Data records
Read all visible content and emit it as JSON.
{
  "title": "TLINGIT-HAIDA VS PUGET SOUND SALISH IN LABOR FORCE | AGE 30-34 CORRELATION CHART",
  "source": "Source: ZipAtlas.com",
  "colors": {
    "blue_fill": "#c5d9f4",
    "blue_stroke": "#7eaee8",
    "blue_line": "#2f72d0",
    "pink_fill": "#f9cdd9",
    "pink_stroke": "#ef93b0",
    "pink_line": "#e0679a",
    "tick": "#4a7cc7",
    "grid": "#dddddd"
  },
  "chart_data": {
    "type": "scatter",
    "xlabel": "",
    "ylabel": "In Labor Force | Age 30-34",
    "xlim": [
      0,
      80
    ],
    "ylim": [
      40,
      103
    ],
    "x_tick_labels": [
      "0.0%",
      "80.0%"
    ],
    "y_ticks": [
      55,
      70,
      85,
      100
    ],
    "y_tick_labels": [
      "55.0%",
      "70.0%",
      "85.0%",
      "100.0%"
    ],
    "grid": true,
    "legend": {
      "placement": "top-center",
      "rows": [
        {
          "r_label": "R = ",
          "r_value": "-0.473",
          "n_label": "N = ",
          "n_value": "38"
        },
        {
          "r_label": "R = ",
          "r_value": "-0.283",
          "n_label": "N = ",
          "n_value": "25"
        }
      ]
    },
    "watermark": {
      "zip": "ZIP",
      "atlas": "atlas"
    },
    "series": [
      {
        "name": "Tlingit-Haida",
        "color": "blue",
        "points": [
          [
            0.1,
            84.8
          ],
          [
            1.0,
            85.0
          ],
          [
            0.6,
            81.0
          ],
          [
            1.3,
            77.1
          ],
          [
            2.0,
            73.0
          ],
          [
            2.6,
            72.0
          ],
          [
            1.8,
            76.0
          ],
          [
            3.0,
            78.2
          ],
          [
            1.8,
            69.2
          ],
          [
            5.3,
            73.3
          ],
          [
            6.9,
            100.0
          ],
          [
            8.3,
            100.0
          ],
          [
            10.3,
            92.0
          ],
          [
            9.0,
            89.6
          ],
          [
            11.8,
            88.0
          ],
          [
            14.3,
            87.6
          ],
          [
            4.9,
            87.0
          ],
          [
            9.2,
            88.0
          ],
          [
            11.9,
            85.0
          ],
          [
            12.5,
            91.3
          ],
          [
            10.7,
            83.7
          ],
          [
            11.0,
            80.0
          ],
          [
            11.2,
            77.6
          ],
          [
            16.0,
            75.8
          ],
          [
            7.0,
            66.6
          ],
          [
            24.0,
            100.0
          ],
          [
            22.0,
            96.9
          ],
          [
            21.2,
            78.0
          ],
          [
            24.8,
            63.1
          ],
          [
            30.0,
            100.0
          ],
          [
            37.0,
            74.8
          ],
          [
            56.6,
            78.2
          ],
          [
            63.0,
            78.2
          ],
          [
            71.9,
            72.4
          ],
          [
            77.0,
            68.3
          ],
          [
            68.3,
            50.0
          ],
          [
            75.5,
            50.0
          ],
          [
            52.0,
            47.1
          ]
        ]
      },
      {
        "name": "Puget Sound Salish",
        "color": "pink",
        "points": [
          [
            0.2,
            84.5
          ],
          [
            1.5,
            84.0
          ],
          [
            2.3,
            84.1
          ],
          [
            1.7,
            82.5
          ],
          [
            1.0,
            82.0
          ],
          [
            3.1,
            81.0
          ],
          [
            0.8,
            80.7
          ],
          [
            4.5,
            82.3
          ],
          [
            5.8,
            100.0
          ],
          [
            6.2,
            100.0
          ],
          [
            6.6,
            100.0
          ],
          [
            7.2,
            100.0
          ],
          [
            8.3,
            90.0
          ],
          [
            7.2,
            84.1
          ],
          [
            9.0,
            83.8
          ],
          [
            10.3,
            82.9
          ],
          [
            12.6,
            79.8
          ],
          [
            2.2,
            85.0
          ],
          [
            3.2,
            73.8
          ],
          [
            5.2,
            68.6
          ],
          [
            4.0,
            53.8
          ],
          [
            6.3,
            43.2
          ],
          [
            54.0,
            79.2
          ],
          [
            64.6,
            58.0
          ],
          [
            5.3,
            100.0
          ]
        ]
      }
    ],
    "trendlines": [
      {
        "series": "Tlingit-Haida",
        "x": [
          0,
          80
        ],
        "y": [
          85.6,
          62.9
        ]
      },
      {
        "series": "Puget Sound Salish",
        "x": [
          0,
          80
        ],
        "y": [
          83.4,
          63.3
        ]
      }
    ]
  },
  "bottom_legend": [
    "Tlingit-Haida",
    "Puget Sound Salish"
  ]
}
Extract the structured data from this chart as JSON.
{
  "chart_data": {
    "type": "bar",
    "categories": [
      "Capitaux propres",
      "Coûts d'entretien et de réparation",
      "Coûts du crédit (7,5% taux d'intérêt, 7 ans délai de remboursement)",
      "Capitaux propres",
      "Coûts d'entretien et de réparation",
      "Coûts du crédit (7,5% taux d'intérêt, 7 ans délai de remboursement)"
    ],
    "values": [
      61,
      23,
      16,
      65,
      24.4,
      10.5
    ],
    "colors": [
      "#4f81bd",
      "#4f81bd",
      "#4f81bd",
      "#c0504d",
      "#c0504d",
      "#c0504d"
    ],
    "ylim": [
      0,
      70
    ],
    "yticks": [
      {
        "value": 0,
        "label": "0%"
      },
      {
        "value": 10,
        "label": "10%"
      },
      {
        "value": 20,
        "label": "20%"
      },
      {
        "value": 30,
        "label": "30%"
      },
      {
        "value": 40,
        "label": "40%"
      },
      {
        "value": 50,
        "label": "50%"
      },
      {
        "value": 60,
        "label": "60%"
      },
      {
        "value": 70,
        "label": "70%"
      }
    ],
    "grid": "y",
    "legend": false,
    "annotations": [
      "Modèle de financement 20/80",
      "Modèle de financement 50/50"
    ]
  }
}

=== Work to complete ===
Repeat the data exactly. Leave nothing out.

=== Final result ===
Read all visible content and emit it as JSON.
{
  "title": "TLINGIT-HAIDA VS PUGET SOUND SALISH IN LABOR FORCE | AGE 30-34 CORRELATION CHART",
  "source": "Source: ZipAtlas.com",
  "colors": {
    "blue_fill": "#c5d9f4",
    "blue_stroke": "#7eaee8",
    "blue_line": "#2f72d0",
    "pink_fill": "#f9cdd9",
    "pink_stroke": "#ef93b0",
    "pink_line": "#e0679a",
    "tick": "#4a7cc7",
    "grid": "#dddddd"
  },
  "chart_data": {
    "type": "scatter",
    "xlabel": "",
    "ylabel": "In Labor Force | Age 30-34",
    "xlim": [
      0,
      80
    ],
    "ylim": [
      40,
      103
    ],
    "x_tick_labels": [
      "0.0%",
      "80.0%"
    ],
    "y_ticks": [
      55,
      70,
      85,
      100
    ],
    "y_tick_labels": [
      "55.0%",
      "70.0%",
      "85.0%",
      "100.0%"
    ],
    "grid": true,
    "legend": {
      "placement": "top-center",
      "rows": [
        {
          "r_label": "R = ",
          "r_value": "-0.473",
          "n_label": "N = ",
          "n_value": "38"
        },
        {
          "r_label": "R = ",
          "r_value": "-0.283",
          "n_label": "N = ",
          "n_value": "25"
        }
      ]
    },
    "watermark": {
      "zip": "ZIP",
      "atlas": "atlas"
    },
    "series": [
      {
        "name": "Tlingit-Haida",
        "color": "blue",
        "points": [
          [
            0.1,
            84.8
          ],
          [
            1.0,
            85.0
          ],
          [
            0.6,
            81.0
          ],
          [
            1.3,
            77.1
          ],
          [
            2.0,
            73.0
          ],
          [
            2.6,
            72.0
          ],
          [
            1.8,
            76.0
          ],
          [
            3.0,
            78.2
          ],
          [
            1.8,
            69.2
          ],
          [
            5.3,
            73.3
          ],
          [
            6.9,
            100.0
          ],
          [
            8.3,
            100.0
          ],
          [
            10.3,
            92.0
          ],
          [
            9.0,
            89.6
          ],
          [
            11.8,
            88.0
          ],
          [
            14.3,
            87.6
          ],
          [
            4.9,
            87.0
          ],
          [
            9.2,
            88.0
          ],
          [
            11.9,
            85.0
          ],
          [
            12.5,
            91.3
          ],
          [
            10.7,
            83.7
          ],
          [
            11.0,
            80.0
          ],
          [
            11.2,
            77.6
          ],
          [
            16.0,
            75.8
          ],
          [
            7.0,
            66.6
          ],
          [
            24.0,
            100.0
          ],
          [
            22.0,
            96.9
          ],
          [
            21.2,
            78.0
          ],
          [
            24.8,
            63.1
          ],
          [
            30.0,
            100.0
          ],
          [
            37.0,
            74.8
          ],
          [
            56.6,
            78.2
          ],
          [
            63.0,
            78.2
          ],
          [
            71.9,
            72.4
          ],
          [
            77.0,
            68.3
          ],
          [
            68.3,
            50.0
          ],
          [
            75.5,
            50.0
          ],
          [
            52.0,
            47.1
          ]
        ]
      },
      {
        "name": "Puget Sound Salish",
        "color": "pink",
        "points": [
          [
            0.2,
            84.5
          ],
          [
            1.5,
            84.0
          ],
          [
            2.3,
            84.1
          ],
          [
            1.7,
            82.5
          ],
          [
            1.0,
            82.0
          ],
          [
            3.1,
            81.0
          ],
          [
            0.8,
            80.7
          ],
          [
            4.5,
            82.3
          ],
          [
            5.8,
            100.0
          ],
          [
            6.2,
            100.0
          ],
          [
            6.6,
            100.0
          ],
          [
            7.2,
            100.0
          ],
          [
            8.3,
            90.0
          ],
          [
            7.2,
            84.1
          ],
          [
            9.0,
            83.8
          ],
          [
            10.3,
            82.9
          ],
          [
            12.6,
            79.8
          ],
          [
            2.2,
            85.0
          ],
          [
            3.2,
            73.8
          ],
          [
            5.2,
            68.6
          ],
          [
            4.0,
            53.8
          ],
          [
            6.3,
            43.2
          ],
          [
            54.0,
            79.2
          ],
          [
            64.6,
            58.0
          ],
          [
            5.3,
            100.0
          ]
        ]
      }
    ],
    "trendlines": [
      {
        "series": "Tlingit-Haida",
        "x": [
          0,
          80
        ],
        "y": [
          85.6,
          62.9
        ]
      },
      {
        "series": "Puget Sound Salish",
        "x": [
          0,
          80
        ],
        "y": [
          83.4,
          63.3
        ]
      }
    ]
  },
  "bottom_legend": [
    "Tlingit-Haida",
    "Puget Sound Salish"
  ]
}
Extract the structured data from this chart as JSON.
{
  "chart_data": {
    "type": "bar",
    "categories": [
      "Capitaux propres",
      "Coûts d'entretien et de réparation",
      "Coûts du crédit (7,5% taux d'intérêt, 7 ans délai de remboursement)",
      "Capitaux propres",
      "Coûts d'entretien et de réparation",
      "Coûts du crédit (7,5% taux d'intérêt, 7 ans délai de remboursement)"
    ],
    "values": [
      61,
      23,
      16,
      65,
      24.4,
      10.5
    ],
    "colors": [
      "#4f81bd",
      "#4f81bd",
      "#4f81bd",
      "#c0504d",
      "#c0504d",
      "#c0504d"
    ],
    "ylim": [
      0,
      70
    ],
    "yticks": [
      {
        "value": 0,
        "label": "0%"
      },
      {
        "value": 10,
        "label": "10%"
      },
      {
        "value": 20,
        "label": "20%"
      },
      {
        "value": 30,
        "label": "30%"
      },
      {
        "value": 40,
        "label": "40%"
      },
      {
        "value": 50,
        "label": "50%"
      },
      {
        "value": 60,
        "label": "60%"
      },
      {
        "value": 70,
        "label": "70%"
      }
    ],
    "grid": "y",
    "legend": false,
    "annotations": [
      "Modèle de financement 20/80",
      "Modèle de financement 50/50"
    ]
  }
}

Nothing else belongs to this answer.